= What the task requires =
Reproduce the whole listing, character for character.

= Supplied data =

* * * *

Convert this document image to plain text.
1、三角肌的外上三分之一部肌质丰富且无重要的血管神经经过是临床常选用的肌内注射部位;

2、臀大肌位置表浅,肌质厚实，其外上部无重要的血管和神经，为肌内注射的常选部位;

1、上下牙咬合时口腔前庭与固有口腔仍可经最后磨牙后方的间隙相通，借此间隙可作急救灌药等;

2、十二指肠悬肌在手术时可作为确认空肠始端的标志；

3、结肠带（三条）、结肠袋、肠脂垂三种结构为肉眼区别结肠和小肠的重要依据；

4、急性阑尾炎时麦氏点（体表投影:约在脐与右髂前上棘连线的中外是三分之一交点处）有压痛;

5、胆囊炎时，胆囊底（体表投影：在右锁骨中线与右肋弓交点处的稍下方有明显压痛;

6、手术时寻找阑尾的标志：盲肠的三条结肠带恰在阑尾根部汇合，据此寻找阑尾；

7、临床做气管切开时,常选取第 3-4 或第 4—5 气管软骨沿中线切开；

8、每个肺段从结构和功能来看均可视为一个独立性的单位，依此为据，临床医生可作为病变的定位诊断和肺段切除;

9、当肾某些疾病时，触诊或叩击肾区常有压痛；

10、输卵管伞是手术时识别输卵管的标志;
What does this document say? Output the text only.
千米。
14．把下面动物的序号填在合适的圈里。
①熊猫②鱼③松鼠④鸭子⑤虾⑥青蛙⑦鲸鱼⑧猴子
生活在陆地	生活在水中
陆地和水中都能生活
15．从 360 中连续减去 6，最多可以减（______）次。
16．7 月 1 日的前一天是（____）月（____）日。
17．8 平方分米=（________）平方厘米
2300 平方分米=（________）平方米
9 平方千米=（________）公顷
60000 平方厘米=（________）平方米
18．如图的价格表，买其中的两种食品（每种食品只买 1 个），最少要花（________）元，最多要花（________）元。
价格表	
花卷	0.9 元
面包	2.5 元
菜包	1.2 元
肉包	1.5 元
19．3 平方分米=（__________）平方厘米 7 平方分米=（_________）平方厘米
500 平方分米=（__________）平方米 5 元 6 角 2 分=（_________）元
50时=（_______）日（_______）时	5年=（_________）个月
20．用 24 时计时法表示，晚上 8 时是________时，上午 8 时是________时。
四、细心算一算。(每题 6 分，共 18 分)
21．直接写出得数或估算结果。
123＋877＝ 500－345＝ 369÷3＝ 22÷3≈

* * * *

= Answer in full =
Convert this document image to plain text.
1、三角肌的外上三分之一部肌质丰富且无重要的血管神经经过是临床常选用的肌内注射部位;

2、臀大肌位置表浅,肌质厚实，其外上部无重要的血管和神经，为肌内注射的常选部位;

1、上下牙咬合时口腔前庭与固有口腔仍可经最后磨牙后方的间隙相通，借此间隙可作急救灌药等;

2、十二指肠悬肌在手术时可作为确认空肠始端的标志；

3、结肠带（三条）、结肠袋、肠脂垂三种结构为肉眼区别结肠和小肠的重要依据；

4、急性阑尾炎时麦氏点（体表投影:约在脐与右髂前上棘连线的中外是三分之一交点处）有压痛;

5、胆囊炎时，胆囊底（体表投影：在右锁骨中线与右肋弓交点处的稍下方有明显压痛;

6、手术时寻找阑尾的标志：盲肠的三条结肠带恰在阑尾根部汇合，据此寻找阑尾；

7、临床做气管切开时,常选取第 3-4 或第 4—5 气管软骨沿中线切开；

8、每个肺段从结构和功能来看均可视为一个独立性的单位，依此为据，临床医生可作为病变的定位诊断和肺段切除;

9、当肾某些疾病时，触诊或叩击肾区常有压痛；

10、输卵管伞是手术时识别输卵管的标志;
What does this document say? Output the text only.
千米。
14．把下面动物的序号填在合适的圈里。
①熊猫②鱼③松鼠④鸭子⑤虾⑥青蛙⑦鲸鱼⑧猴子
生活在陆地	生活在水中
陆地和水中都能生活
15．从 360 中连续减去 6，最多可以减（______）次。
16．7 月 1 日的前一天是（____）月（____）日。
17．8 平方分米=（________）平方厘米
2300 平方分米=（________）平方米
9 平方千米=（________）公顷
60000 平方厘米=（________）平方米
18．如图的价格表，买其中的两种食品（每种食品只买 1 个），最少要花（________）元，最多要花（________）元。
价格表	
花卷	0.9 元
面包	2.5 元
菜包	1.2 元
肉包	1.5 元
19．3 平方分米=（__________）平方厘米 7 平方分米=（_________）平方厘米
500 平方分米=（__________）平方米 5 元 6 角 2 分=（_________）元
50时=（_______）日（_______）时	5年=（_________）个月
20．用 24 时计时法表示，晚上 8 时是________时，上午 8 时是________时。
四、细心算一算。(每题 6 分，共 18 分)
21．直接写出得数或估算结果。
123＋877＝ 500－345＝ 369÷3＝ 22÷3≈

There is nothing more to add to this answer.